● **Work instructions**: Produce the listing below again, exactly as shown.
##### Supplied material
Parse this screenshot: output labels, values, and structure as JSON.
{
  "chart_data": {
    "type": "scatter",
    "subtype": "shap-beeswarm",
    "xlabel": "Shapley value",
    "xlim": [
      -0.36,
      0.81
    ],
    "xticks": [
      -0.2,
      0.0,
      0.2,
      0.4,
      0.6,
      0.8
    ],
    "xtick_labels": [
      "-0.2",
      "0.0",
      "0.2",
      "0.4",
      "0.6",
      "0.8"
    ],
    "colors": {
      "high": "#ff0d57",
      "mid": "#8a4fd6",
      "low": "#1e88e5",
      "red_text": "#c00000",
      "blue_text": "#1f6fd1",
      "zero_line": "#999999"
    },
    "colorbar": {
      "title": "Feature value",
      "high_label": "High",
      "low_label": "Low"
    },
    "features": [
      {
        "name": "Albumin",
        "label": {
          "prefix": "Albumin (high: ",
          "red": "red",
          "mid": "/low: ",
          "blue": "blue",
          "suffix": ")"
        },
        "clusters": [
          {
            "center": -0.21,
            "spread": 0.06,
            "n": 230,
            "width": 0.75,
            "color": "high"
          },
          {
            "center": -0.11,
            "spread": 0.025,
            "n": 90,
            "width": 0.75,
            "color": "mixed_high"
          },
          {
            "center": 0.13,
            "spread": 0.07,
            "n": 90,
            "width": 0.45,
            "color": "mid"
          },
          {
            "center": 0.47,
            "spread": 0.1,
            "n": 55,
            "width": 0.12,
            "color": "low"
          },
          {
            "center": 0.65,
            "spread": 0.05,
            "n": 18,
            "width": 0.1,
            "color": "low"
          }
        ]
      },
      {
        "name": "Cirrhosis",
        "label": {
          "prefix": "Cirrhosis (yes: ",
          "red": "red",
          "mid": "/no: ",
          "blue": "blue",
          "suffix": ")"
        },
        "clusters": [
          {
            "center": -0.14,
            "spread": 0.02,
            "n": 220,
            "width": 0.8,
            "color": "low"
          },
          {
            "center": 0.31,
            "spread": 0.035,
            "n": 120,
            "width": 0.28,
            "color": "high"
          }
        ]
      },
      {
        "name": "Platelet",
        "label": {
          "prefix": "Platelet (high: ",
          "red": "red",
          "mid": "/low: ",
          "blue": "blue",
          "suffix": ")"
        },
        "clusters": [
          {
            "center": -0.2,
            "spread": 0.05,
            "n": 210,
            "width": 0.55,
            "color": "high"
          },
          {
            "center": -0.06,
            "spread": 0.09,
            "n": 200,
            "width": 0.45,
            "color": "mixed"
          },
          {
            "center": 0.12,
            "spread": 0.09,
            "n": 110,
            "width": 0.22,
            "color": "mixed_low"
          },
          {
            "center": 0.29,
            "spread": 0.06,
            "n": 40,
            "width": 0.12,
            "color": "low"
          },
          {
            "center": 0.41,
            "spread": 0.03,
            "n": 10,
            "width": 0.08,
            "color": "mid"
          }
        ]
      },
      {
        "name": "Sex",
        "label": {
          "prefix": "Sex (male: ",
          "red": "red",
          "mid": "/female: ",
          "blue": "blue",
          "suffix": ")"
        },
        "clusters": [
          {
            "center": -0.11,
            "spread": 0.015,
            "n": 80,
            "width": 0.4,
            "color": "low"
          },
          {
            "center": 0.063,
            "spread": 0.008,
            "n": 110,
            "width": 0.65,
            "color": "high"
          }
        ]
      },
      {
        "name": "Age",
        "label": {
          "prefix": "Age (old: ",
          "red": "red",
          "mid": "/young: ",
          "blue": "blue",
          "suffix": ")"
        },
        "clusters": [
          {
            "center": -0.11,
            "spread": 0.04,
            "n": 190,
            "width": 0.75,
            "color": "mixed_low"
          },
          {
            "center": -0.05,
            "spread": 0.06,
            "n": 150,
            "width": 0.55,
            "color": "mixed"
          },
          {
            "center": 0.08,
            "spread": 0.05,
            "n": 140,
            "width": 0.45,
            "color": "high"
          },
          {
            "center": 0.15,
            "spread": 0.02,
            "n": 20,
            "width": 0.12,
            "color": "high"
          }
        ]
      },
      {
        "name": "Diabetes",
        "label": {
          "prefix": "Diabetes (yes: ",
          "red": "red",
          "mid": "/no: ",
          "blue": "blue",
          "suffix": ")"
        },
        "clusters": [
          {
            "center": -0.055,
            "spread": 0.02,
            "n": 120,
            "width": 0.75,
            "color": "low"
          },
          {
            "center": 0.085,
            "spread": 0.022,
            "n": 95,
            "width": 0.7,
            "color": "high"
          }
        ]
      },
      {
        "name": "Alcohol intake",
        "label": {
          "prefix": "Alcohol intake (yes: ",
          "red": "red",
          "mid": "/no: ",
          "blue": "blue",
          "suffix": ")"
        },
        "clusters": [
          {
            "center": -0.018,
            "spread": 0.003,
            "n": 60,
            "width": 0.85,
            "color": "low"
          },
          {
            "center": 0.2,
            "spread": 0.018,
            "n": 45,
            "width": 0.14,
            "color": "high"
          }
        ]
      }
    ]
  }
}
##########
● **Solution**:
Parse this screenshot: output labels, values, and structure as JSON.
{
  "chart_data": {
    "type": "scatter",
    "subtype": "shap-beeswarm",
    "xlabel": "Shapley value",
    "xlim": [
      -0.36,
      0.81
    ],
    "xticks": [
      -0.2,
      0.0,
      0.2,
      0.4,
      0.6,
      0.8
    ],
    "xtick_labels": [
      "-0.2",
      "0.0",
      "0.2",
      "0.4",
      "0.6",
      "0.8"
    ],
    "colors": {
      "high": "#ff0d57",
      "mid": "#8a4fd6",
      "low": "#1e88e5",
      "red_text": "#c00000",
      "blue_text": "#1f6fd1",
      "zero_line": "#999999"
    },
    "colorbar": {
      "title": "Feature value",
      "high_label": "High",
      "low_label": "Low"
    },
    "features": [
      {
        "name": "Albumin",
        "label": {
          "prefix": "Albumin (high: ",
          "red": "red",
          "mid": "/low: ",
          "blue": "blue",
          "suffix": ")"
        },
        "clusters": [
          {
            "center": -0.21,
            "spread": 0.06,
            "n": 230,
            "width": 0.75,
            "color": "high"
          },
          {
            "center": -0.11,
            "spread": 0.025,
            "n": 90,
            "width": 0.75,
            "color": "mixed_high"
          },
          {
            "center": 0.13,
            "spread": 0.07,
            "n": 90,
            "width": 0.45,
            "color": "mid"
          },
          {
            "center": 0.47,
            "spread": 0.1,
            "n": 55,
            "width": 0.12,
            "color": "low"
          },
          {
            "center": 0.65,
            "spread": 0.05,
            "n": 18,
            "width": 0.1,
            "color": "low"
          }
        ]
      },
      {
        "name": "Cirrhosis",
        "label": {
          "prefix": "Cirrhosis (yes: ",
          "red": "red",
          "mid": "/no: ",
          "blue": "blue",
          "suffix": ")"
        },
        "clusters": [
          {
            "center": -0.14,
            "spread": 0.02,
            "n": 220,
            "width": 0.8,
            "color": "low"
          },
          {
            "center": 0.31,
            "spread": 0.035,
            "n": 120,
            "width": 0.28,
            "color": "high"
          }
        ]
      },
      {
        "name": "Platelet",
        "label": {
          "prefix": "Platelet (high: ",
          "red": "red",
          "mid": "/low: ",
          "blue": "blue",
          "suffix": ")"
        },
        "clusters": [
          {
            "center": -0.2,
            "spread": 0.05,
            "n": 210,
            "width": 0.55,
            "color": "high"
          },
          {
            "center": -0.06,
            "spread": 0.09,
            "n": 200,
            "width": 0.45,
            "color": "mixed"
          },
          {
            "center": 0.12,
            "spread": 0.09,
            "n": 110,
            "width": 0.22,
            "color": "mixed_low"
          },
          {
            "center": 0.29,
            "spread": 0.06,
            "n": 40,
            "width": 0.12,
            "color": "low"
          },
          {
            "center": 0.41,
            "spread": 0.03,
            "n": 10,
            "width": 0.08,
            "color": "mid"
          }
        ]
      },
      {
        "name": "Sex",
        "label": {
          "prefix": "Sex (male: ",
          "red": "red",
          "mid": "/female: ",
          "blue": "blue",
          "suffix": ")"
        },
        "clusters": [
          {
            "center": -0.11,
            "spread": 0.015,
            "n": 80,
            "width": 0.4,
            "color": "low"
          },
          {
            "center": 0.063,
            "spread": 0.008,
            "n": 110,
            "width": 0.65,
            "color": "high"
          }
        ]
      },
      {
        "name": "Age",
        "label": {
          "prefix": "Age (old: ",
          "red": "red",
          "mid": "/young: ",
          "blue": "blue",
          "suffix": ")"
        },
        "clusters": [
          {
            "center": -0.11,
            "spread": 0.04,
            "n": 190,
            "width": 0.75,
            "color": "mixed_low"
          },
          {
            "center": -0.05,
            "spread": 0.06,
            "n": 150,
            "width": 0.55,
            "color": "mixed"
          },
          {
            "center": 0.08,
            "spread": 0.05,
            "n": 140,
            "width": 0.45,
            "color": "high"
          },
          {
            "center": 0.15,
            "spread": 0.02,
            "n": 20,
            "width": 0.12,
            "color": "high"
          }
        ]
      },
      {
        "name": "Diabetes",
        "label": {
          "prefix": "Diabetes (yes: ",
          "red": "red",
          "mid": "/no: ",
          "blue": "blue",
          "suffix": ")"
        },
        "clusters": [
          {
            "center": -0.055,
            "spread": 0.02,
            "n": 120,
            "width": 0.75,
            "color": "low"
          },
          {
            "center": 0.085,
            "spread": 0.022,
            "n": 95,
            "width": 0.7,
            "color": "high"
          }
        ]
      },
      {
        "name": "Alcohol intake",
        "label": {
          "prefix": "Alcohol intake (yes: ",
          "red": "red",
          "mid": "/no: ",
          "blue": "blue",
          "suffix": ")"
        },
        "clusters": [
          {
            "center": -0.018,
            "spread": 0.003,
            "n": 60,
            "width": 0.85,
            "color": "low"
          },
          {
            "center": 0.2,
            "spread": 0.018,
            "n": 45,
            "width": 0.14,
            "color": "high"
          }
        ]
      }
    ]
  }
}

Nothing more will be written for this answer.